# SET PROBLEM
Return every line of the records that contains the word "load".

^^^^^^^^

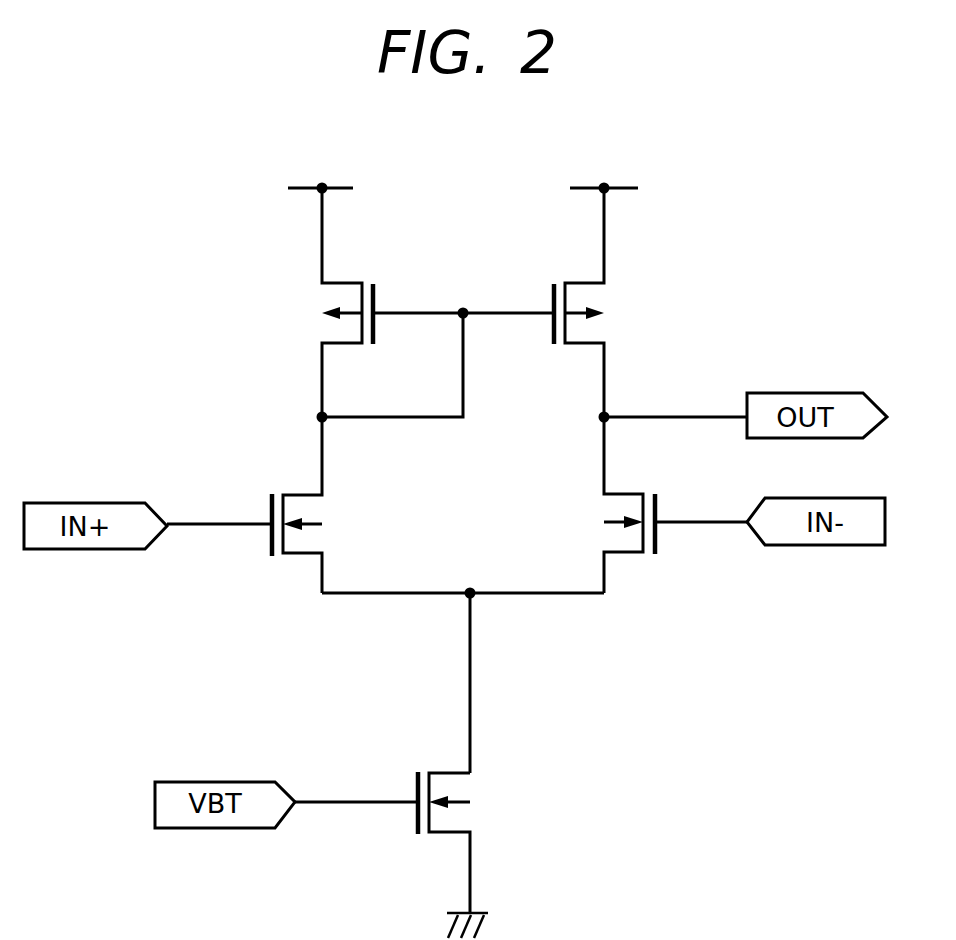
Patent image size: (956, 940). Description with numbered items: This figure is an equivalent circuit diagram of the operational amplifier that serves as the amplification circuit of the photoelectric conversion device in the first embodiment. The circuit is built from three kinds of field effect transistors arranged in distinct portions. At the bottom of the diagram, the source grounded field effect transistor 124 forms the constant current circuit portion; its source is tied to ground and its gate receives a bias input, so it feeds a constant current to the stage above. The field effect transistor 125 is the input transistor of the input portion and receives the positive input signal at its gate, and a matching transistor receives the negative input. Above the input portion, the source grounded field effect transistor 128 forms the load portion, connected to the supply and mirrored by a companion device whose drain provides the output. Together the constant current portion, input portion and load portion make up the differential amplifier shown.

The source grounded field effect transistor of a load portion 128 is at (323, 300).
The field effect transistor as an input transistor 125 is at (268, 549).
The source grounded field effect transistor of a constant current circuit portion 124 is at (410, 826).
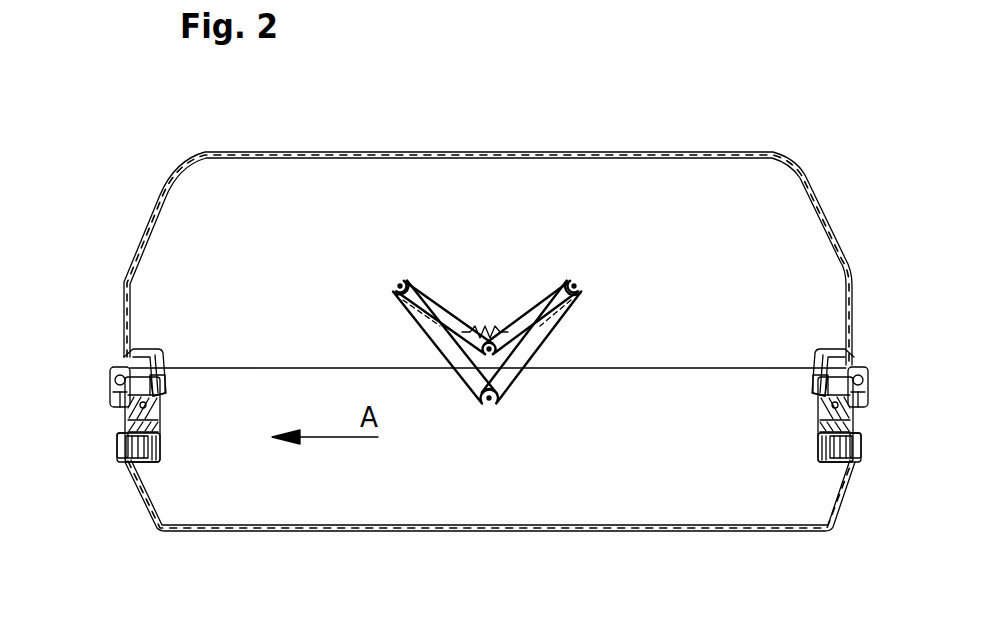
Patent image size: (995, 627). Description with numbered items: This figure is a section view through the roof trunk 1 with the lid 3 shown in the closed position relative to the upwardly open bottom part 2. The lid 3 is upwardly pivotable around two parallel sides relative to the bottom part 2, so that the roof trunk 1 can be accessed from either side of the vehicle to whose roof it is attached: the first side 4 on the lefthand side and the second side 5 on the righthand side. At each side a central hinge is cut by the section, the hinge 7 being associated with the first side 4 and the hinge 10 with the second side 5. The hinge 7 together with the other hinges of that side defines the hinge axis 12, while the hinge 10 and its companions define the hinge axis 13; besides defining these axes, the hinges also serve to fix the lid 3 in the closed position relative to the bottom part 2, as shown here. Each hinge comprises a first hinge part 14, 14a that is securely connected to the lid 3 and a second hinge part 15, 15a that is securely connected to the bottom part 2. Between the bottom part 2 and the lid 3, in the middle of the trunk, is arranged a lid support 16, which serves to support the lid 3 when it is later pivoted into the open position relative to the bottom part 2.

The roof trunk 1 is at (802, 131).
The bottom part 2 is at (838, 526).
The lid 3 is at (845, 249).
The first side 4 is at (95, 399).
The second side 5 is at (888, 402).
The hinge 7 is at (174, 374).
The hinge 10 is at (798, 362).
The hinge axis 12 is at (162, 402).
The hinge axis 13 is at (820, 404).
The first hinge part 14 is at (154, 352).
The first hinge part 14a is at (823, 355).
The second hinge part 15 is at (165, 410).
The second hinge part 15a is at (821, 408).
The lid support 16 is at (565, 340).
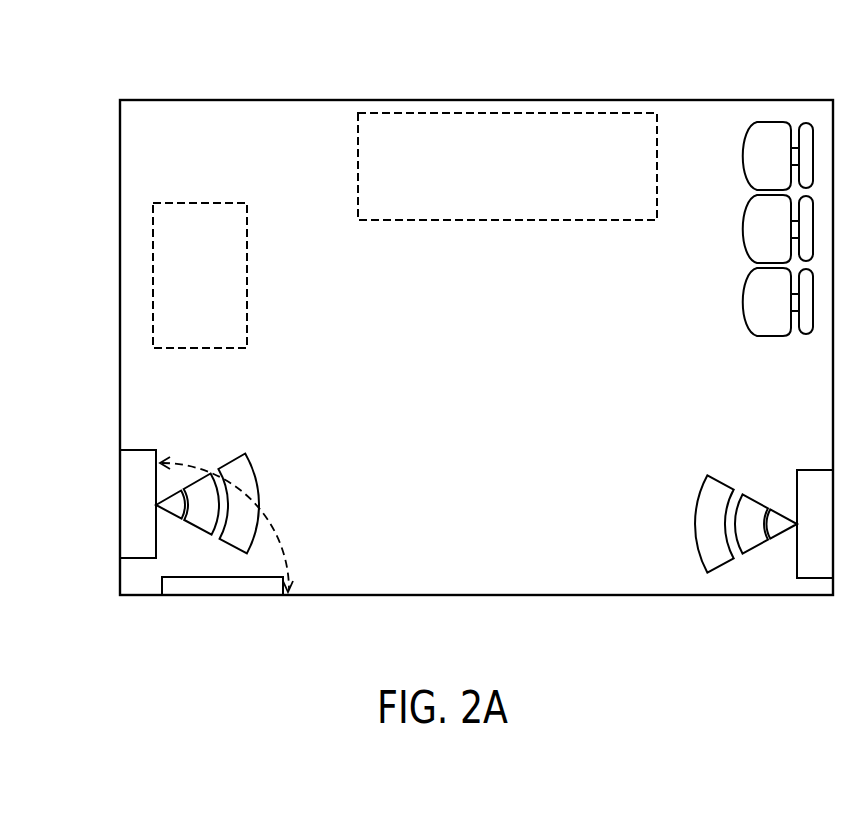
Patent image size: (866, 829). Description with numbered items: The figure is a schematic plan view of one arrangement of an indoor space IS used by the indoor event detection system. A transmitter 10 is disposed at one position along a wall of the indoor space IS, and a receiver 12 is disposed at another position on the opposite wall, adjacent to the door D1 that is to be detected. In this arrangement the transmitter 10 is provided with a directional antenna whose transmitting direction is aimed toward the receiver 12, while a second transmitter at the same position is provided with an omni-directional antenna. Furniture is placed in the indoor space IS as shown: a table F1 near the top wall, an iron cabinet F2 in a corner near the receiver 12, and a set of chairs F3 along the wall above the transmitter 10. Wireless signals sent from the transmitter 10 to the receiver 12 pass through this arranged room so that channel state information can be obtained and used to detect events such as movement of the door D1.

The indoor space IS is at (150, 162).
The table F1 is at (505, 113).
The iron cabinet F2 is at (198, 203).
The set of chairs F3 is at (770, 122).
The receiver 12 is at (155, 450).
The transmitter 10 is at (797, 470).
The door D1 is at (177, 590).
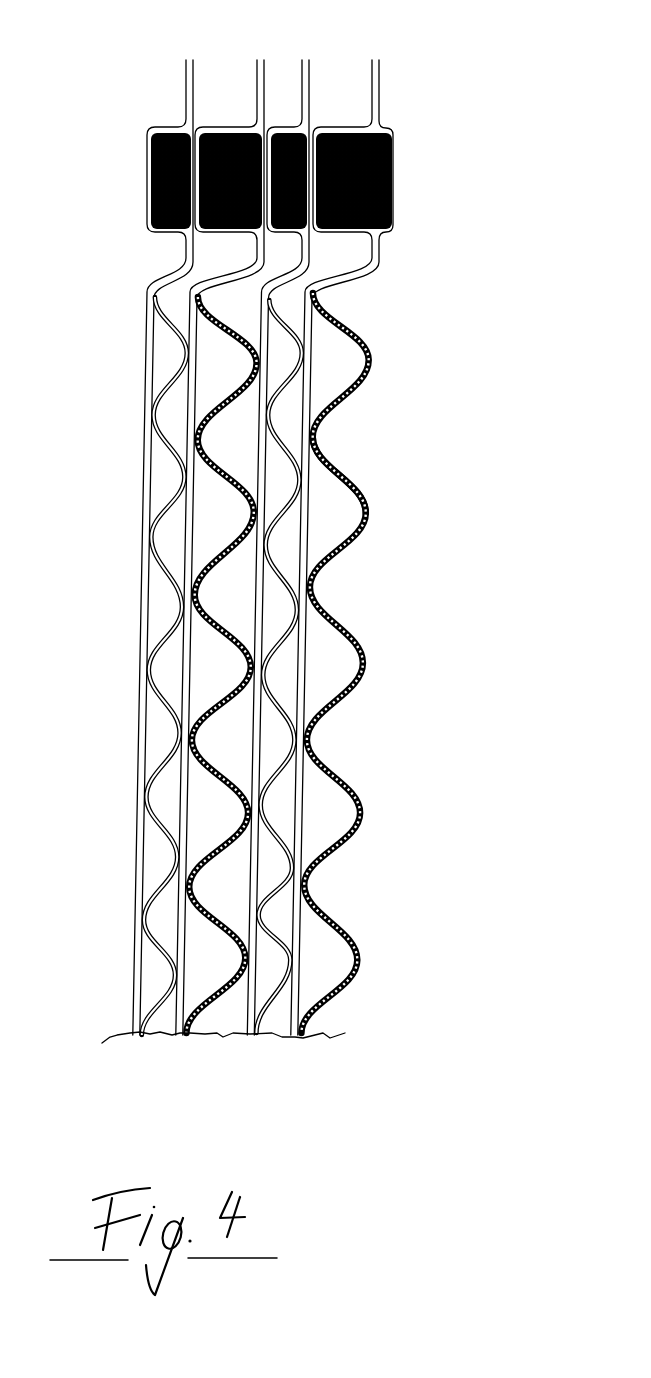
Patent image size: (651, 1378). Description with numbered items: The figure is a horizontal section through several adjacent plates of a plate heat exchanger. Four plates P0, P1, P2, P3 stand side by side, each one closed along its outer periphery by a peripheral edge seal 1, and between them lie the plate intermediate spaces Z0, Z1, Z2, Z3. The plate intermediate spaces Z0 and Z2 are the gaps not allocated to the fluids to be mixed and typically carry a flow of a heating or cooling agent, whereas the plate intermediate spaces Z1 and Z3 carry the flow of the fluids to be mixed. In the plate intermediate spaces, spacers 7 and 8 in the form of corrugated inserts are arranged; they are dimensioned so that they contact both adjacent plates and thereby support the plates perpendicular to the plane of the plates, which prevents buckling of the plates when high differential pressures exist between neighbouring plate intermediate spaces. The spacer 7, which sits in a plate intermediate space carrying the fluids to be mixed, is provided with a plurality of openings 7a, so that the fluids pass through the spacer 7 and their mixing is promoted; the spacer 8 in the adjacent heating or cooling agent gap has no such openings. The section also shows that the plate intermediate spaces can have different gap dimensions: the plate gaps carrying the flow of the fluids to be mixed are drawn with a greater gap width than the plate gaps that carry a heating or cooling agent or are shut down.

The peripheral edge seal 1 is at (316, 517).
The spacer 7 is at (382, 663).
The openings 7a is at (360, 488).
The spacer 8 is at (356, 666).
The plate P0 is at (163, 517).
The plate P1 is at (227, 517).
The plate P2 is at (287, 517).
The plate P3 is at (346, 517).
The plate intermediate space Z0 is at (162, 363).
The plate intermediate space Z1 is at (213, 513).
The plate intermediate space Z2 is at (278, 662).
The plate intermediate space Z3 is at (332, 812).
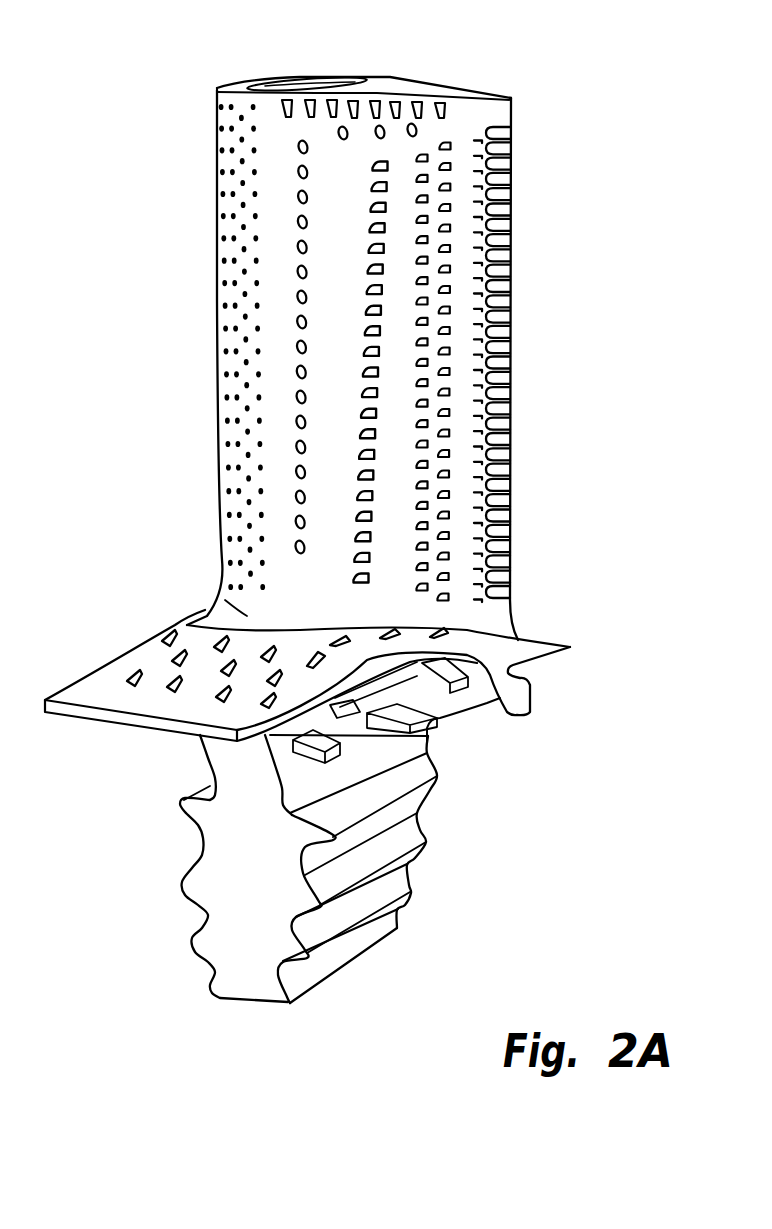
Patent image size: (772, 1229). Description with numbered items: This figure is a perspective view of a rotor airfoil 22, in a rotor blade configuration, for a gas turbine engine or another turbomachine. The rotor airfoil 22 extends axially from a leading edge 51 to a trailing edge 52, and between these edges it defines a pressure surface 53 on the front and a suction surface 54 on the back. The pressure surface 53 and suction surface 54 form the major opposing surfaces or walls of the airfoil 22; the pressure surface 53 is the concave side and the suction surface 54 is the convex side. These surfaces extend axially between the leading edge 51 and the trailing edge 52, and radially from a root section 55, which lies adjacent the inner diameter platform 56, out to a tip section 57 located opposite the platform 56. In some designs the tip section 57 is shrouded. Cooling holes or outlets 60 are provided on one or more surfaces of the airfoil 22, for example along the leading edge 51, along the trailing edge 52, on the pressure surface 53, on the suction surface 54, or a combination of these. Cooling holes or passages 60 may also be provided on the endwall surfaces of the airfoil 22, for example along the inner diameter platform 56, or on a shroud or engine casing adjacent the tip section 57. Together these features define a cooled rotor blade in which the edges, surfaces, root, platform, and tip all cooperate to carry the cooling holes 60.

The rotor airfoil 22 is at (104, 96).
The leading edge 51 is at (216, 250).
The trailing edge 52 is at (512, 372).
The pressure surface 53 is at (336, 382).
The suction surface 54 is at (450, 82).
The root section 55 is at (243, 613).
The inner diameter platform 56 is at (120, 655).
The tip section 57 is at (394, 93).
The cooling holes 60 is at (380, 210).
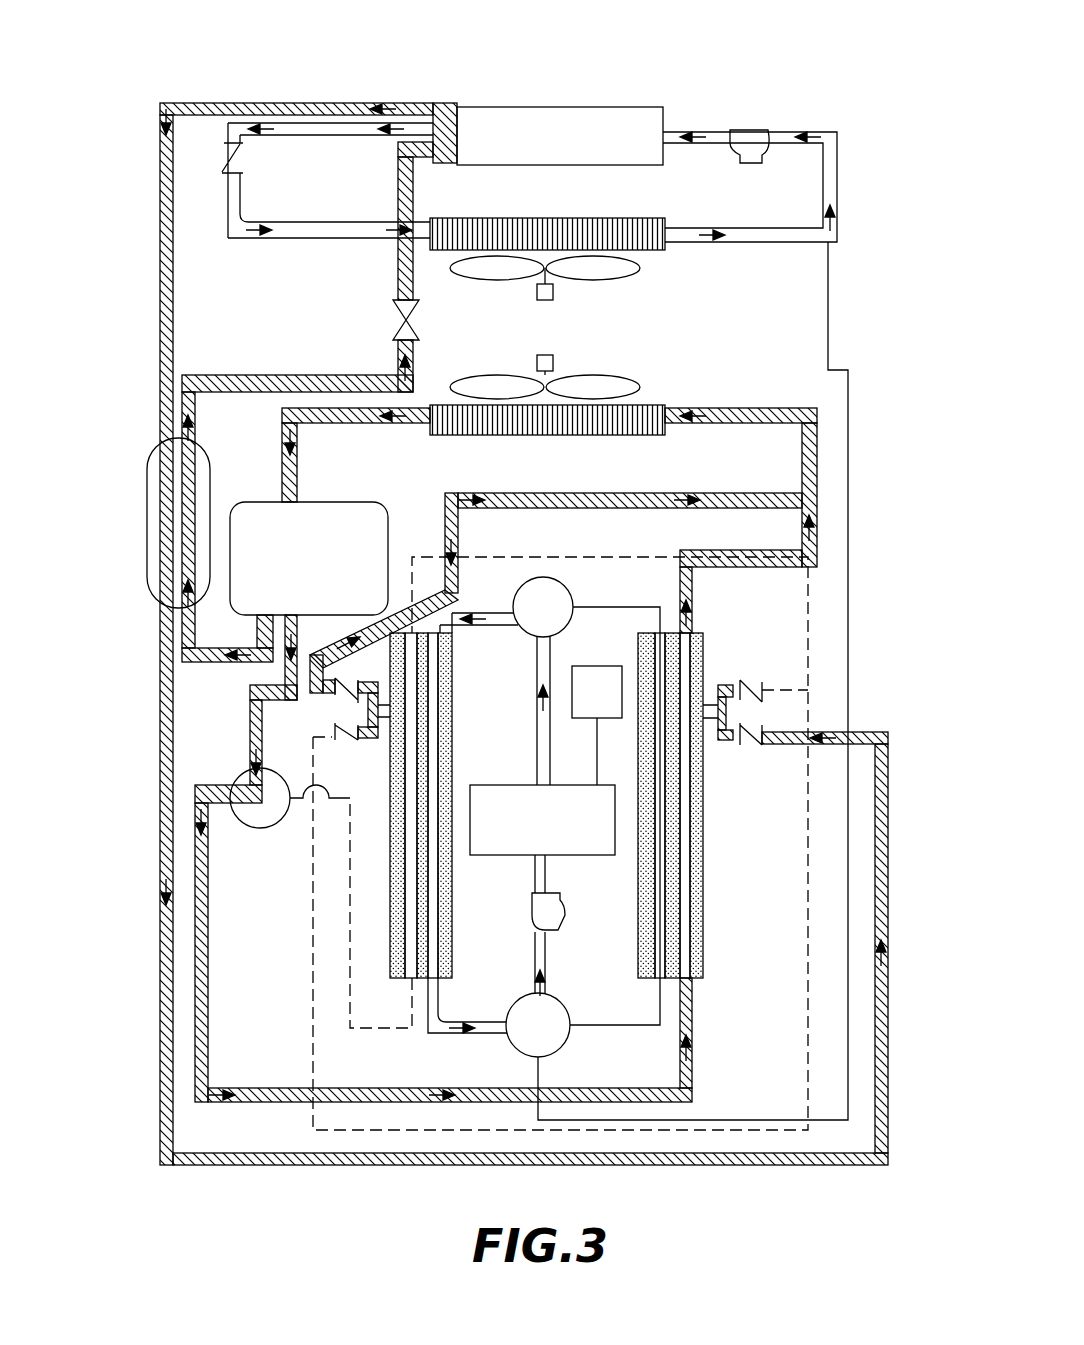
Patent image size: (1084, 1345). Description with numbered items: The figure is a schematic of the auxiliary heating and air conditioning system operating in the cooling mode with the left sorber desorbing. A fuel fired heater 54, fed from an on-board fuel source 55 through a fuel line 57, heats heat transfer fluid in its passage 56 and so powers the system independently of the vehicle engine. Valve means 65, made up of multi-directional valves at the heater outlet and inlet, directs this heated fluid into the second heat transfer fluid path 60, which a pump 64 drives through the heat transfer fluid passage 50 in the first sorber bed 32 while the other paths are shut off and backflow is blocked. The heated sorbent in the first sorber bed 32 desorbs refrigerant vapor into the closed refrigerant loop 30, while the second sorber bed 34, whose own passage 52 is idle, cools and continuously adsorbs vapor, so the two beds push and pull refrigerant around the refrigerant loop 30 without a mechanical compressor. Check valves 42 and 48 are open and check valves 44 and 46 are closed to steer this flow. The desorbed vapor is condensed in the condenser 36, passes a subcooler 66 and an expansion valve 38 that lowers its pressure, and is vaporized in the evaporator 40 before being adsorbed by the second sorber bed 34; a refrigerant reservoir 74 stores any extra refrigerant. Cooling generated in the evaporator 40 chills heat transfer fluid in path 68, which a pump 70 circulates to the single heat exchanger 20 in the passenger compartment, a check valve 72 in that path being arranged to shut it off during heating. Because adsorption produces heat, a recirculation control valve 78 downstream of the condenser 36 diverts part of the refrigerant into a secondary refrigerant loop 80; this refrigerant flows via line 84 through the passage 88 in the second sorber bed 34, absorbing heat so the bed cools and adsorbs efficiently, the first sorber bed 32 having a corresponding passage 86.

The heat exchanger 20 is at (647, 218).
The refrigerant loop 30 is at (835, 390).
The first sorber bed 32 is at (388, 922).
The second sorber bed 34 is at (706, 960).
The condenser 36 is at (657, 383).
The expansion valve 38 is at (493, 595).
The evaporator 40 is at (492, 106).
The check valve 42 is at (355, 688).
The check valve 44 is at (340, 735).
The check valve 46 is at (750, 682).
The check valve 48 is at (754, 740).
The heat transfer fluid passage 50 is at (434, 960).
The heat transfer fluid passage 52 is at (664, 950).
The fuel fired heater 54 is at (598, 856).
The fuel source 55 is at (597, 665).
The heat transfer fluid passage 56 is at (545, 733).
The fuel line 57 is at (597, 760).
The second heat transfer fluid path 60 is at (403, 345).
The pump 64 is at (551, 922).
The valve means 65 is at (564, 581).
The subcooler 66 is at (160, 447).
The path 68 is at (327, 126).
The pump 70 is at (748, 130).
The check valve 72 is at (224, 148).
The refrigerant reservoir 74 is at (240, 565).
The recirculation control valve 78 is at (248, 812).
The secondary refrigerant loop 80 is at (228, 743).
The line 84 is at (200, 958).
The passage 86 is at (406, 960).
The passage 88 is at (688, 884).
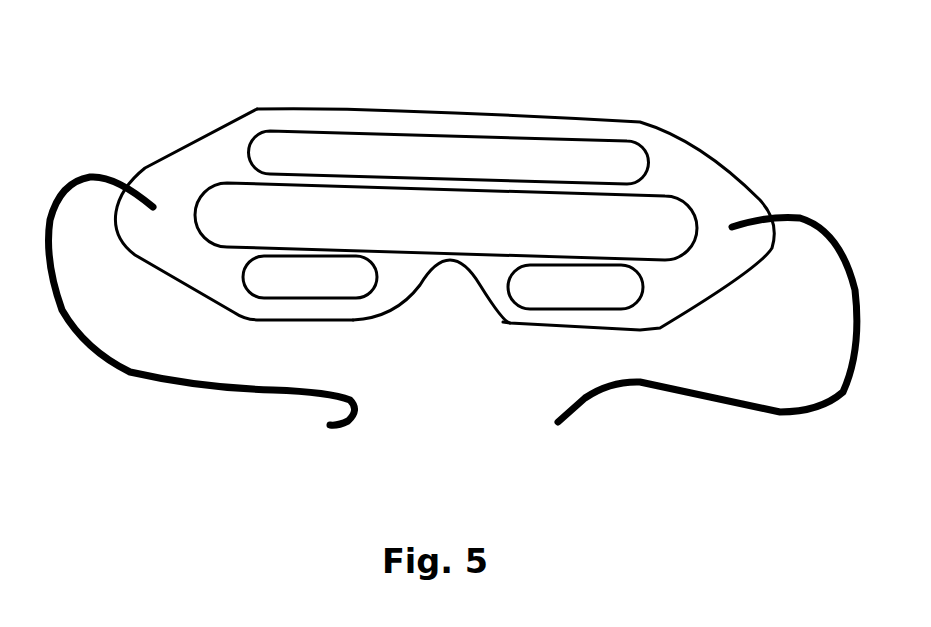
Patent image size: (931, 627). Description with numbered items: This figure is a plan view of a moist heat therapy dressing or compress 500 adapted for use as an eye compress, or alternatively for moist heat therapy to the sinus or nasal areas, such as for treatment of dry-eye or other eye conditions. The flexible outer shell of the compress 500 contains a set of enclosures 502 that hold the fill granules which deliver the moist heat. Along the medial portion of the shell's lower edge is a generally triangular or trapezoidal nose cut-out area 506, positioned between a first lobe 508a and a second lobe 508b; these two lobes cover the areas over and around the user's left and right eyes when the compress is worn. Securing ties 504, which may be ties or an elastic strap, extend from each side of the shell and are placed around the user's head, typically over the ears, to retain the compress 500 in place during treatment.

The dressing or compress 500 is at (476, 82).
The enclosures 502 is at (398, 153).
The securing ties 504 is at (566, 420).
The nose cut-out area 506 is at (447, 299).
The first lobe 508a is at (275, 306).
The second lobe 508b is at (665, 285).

^^^^^^^^

# PROBLEM SOLUTION
Patent image size: (956, 940). Description with numbered items: This figure is an equivalent circuit diagram of the operational amplifier that serves as the amplification circuit of the photoelectric conversion device in the first embodiment. The circuit is built from three kinds of field effect transistors arranged in distinct portions. At the bottom of the diagram, the source grounded field effect transistor 124 forms the constant current circuit portion; its source is tied to ground and its gate receives a bias input, so it feeds a constant current to the stage above. The field effect transistor 125 is the input transistor of the input portion and receives the positive input signal at its gate, and a matching transistor receives the negative input. Above the input portion, the source grounded field effect transistor 128 forms the load portion, connected to the supply and mirrored by a companion device whose drain provides the output. Together the constant current portion, input portion and load portion make up the differential amplifier shown.
The source grounded field effect transistor of a load portion 128 is at (323, 300).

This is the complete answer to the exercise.